Records that describe figures
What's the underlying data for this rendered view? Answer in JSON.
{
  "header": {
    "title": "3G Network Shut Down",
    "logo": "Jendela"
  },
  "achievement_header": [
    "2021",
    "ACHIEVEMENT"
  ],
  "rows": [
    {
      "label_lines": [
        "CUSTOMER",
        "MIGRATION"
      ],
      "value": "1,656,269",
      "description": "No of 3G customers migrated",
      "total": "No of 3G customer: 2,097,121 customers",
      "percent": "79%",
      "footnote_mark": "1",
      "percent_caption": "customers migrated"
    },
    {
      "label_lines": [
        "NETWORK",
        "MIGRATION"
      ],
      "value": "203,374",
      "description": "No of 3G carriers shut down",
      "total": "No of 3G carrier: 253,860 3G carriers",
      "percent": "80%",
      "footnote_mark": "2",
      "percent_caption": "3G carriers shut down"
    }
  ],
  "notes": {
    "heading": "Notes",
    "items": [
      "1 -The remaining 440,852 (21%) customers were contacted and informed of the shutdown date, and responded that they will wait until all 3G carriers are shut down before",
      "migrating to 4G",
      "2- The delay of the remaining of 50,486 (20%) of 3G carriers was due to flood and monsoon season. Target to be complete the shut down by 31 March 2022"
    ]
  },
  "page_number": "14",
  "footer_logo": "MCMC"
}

**Exercise prompt:** Work out how many lines of the data above contain the string "carriers" and give the number alone.

**Exercise response:** 5